## Problem:
Of the lines in the listing, how many include the string "YourBank"? Write the number and nothing else.

## Material provided:
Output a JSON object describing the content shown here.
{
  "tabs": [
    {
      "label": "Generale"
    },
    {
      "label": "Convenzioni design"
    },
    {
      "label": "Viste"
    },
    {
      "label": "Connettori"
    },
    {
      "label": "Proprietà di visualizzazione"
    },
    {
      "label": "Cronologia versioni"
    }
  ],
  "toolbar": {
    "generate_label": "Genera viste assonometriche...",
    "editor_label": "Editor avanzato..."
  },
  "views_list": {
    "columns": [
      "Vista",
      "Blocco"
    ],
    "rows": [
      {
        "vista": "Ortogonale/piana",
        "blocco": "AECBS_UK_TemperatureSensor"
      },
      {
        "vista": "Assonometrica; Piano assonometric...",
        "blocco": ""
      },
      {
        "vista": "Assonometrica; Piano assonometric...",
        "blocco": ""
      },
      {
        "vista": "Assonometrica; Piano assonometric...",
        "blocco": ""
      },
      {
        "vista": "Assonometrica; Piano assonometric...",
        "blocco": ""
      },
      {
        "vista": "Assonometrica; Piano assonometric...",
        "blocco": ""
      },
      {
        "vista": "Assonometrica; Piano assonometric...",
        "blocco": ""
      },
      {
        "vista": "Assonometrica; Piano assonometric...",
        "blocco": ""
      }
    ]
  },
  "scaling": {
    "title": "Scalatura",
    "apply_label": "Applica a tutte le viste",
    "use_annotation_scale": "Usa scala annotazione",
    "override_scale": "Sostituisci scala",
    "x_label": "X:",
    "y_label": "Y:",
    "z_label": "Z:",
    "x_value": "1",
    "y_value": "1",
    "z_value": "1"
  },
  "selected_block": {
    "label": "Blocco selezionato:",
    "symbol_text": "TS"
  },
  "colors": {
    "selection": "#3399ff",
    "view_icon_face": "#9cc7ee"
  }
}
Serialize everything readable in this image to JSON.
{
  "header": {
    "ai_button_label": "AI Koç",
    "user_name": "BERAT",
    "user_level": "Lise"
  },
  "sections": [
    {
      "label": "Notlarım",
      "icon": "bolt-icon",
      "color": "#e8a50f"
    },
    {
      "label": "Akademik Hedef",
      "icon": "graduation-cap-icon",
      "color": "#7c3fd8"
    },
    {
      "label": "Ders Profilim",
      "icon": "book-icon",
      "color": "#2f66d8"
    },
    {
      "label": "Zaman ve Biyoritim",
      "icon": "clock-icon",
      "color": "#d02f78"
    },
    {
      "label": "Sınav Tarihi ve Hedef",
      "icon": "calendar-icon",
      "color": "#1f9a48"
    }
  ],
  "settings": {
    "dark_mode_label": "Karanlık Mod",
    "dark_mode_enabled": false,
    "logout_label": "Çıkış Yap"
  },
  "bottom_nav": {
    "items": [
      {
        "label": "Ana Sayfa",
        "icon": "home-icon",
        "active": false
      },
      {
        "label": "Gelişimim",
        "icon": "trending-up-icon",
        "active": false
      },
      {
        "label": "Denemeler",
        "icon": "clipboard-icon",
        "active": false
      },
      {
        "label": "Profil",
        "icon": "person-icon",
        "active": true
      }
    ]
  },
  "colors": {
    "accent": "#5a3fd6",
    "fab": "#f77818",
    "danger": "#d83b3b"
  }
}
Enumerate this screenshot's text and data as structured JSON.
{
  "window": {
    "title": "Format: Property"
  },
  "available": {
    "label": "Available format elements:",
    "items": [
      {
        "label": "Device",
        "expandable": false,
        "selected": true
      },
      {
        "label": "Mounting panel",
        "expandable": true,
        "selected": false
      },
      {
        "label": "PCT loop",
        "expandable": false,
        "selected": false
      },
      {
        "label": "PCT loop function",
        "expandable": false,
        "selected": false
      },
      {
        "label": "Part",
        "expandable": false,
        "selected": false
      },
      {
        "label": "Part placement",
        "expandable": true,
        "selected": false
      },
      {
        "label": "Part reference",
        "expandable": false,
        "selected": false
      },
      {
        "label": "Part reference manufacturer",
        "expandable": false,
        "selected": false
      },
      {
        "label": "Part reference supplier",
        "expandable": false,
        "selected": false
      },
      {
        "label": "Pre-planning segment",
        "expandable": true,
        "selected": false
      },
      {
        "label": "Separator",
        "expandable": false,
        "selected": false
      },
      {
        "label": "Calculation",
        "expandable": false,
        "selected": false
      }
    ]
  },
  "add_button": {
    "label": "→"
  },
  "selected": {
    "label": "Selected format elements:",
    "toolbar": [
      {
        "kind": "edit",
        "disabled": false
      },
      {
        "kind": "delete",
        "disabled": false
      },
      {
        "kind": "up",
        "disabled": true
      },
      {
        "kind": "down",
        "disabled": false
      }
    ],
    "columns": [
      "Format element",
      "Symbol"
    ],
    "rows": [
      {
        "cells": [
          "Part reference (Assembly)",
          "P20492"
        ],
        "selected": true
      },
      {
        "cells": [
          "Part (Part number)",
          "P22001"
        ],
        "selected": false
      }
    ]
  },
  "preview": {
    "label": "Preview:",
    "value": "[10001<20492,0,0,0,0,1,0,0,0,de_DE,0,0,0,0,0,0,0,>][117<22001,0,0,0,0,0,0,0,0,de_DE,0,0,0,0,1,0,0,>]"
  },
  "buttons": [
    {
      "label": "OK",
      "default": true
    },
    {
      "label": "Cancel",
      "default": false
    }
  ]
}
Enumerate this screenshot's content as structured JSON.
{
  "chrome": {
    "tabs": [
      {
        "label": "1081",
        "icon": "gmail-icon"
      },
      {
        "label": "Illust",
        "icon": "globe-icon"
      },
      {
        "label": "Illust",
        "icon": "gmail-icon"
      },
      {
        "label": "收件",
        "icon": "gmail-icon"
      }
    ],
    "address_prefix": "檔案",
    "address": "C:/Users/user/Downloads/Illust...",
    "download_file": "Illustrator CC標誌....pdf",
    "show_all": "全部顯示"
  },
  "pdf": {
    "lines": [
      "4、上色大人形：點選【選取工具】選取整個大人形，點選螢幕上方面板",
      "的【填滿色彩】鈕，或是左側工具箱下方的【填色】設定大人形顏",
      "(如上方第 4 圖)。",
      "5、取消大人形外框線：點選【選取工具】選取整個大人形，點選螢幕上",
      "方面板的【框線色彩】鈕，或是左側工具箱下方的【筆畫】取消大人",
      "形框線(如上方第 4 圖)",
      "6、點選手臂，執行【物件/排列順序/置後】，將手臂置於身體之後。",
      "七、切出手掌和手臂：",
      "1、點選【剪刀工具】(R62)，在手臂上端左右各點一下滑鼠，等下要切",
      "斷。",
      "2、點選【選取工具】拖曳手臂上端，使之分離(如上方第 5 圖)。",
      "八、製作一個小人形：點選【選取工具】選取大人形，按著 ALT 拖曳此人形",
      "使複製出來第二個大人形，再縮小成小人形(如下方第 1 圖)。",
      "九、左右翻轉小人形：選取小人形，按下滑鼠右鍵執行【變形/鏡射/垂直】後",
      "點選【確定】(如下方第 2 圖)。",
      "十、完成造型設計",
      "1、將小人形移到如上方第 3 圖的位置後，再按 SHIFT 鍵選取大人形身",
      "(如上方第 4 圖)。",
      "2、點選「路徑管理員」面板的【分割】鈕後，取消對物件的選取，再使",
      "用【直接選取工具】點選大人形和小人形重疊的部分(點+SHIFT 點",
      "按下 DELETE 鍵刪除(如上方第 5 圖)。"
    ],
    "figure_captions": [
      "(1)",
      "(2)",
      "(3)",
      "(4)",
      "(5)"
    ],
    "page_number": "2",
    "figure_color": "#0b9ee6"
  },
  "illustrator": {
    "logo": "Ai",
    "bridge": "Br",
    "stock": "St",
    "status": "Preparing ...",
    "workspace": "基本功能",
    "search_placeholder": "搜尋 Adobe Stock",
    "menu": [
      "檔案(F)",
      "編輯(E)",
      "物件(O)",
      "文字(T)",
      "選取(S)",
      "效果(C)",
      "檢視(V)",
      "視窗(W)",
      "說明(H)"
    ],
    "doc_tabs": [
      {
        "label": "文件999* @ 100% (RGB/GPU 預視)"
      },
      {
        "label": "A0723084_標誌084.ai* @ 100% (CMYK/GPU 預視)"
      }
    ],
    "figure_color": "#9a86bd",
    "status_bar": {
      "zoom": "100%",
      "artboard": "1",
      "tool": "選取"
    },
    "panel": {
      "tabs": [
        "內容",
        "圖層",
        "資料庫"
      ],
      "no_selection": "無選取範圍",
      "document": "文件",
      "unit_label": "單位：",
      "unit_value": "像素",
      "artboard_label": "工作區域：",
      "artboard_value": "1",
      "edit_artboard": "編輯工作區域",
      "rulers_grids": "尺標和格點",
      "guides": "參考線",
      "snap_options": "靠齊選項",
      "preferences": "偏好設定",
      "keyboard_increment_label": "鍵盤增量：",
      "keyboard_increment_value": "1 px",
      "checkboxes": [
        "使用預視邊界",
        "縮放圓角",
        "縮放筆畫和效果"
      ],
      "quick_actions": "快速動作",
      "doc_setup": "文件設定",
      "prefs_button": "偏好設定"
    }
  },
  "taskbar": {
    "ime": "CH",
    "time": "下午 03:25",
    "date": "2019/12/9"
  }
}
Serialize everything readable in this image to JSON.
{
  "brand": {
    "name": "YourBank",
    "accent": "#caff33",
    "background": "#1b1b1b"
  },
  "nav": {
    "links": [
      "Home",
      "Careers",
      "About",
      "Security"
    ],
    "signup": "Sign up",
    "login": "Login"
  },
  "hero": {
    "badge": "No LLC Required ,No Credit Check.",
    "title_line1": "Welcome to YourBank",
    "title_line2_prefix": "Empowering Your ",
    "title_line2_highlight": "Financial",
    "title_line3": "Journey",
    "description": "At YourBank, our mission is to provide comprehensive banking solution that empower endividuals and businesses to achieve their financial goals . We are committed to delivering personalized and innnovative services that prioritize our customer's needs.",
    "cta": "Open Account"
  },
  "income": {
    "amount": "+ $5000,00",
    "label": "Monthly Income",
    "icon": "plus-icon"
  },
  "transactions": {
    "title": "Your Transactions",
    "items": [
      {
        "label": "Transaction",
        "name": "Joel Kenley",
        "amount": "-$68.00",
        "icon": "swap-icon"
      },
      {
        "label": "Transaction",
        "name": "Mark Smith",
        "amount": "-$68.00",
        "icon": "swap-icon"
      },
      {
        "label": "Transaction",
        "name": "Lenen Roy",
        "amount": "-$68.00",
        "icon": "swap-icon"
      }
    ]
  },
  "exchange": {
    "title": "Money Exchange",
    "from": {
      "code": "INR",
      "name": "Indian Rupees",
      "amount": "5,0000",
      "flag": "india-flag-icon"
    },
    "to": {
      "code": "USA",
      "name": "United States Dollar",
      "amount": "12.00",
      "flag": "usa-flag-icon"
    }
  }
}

## Complete output:
3